_WHAT THIS TASK INVOLVES_
Select and copy out every line in the records containing "others".

_INPUT FOR THIS TASK_
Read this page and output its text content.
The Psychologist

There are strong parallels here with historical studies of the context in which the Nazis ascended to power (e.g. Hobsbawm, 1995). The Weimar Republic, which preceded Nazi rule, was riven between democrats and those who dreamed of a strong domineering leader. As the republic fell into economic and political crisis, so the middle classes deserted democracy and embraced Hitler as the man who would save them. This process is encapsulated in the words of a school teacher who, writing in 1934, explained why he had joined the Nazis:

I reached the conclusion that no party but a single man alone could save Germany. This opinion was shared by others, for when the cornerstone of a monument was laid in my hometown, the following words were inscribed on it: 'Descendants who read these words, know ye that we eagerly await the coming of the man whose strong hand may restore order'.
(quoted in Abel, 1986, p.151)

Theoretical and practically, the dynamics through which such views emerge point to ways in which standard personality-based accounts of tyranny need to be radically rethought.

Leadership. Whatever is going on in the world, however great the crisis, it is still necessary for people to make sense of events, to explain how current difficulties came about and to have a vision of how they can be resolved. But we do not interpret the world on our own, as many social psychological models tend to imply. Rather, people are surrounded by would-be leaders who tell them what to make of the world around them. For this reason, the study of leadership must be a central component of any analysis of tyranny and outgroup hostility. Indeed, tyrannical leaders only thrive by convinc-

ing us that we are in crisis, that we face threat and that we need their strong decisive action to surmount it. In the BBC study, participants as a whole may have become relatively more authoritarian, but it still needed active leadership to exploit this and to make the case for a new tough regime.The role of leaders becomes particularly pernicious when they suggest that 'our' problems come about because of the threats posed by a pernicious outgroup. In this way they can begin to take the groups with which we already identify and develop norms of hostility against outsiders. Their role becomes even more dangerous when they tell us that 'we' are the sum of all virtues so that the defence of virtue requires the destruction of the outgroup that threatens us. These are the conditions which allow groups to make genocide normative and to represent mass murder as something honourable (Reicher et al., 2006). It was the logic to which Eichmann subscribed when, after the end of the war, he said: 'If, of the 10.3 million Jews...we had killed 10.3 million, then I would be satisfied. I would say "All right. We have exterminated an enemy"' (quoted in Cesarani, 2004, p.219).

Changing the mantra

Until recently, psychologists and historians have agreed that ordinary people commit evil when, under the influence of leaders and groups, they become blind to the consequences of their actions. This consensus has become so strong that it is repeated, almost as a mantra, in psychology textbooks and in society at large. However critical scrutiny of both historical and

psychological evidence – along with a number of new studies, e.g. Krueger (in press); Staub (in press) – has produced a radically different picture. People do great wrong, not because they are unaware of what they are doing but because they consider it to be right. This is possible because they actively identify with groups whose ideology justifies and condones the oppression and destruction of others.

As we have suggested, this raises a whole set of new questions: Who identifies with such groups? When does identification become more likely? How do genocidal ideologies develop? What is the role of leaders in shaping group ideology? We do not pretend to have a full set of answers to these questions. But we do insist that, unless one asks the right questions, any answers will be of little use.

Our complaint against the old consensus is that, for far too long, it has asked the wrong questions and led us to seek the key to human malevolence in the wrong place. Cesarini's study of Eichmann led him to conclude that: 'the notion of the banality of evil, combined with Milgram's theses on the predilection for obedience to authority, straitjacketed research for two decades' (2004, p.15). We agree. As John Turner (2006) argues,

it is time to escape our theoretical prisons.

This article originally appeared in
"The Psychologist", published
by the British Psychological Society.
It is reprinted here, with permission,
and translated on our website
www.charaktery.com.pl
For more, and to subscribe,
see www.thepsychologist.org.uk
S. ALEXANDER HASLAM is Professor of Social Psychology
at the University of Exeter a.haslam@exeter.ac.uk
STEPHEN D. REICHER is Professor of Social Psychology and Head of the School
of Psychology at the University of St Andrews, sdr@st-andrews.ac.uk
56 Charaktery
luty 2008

_ANSWER FOR THIS EXERCISE_
I reached the conclusion that no party but a single man alone could save Germany. This opinion was shared by others, for when the cornerstone of a monument was laid in my hometown, the following words were inscribed on it: 'Descendants who read these words, know ye that we eagerly await the coming of the man whose strong hand may restore order'.
psychological evidence – along with a number of new studies, e.g. Krueger (in press); Staub (in press) – has produced a radically different picture. People do great wrong, not because they are unaware of what they are doing but because they consider it to be right. This is possible because they actively identify with groups whose ideology justifies and condones the oppression and destruction of others.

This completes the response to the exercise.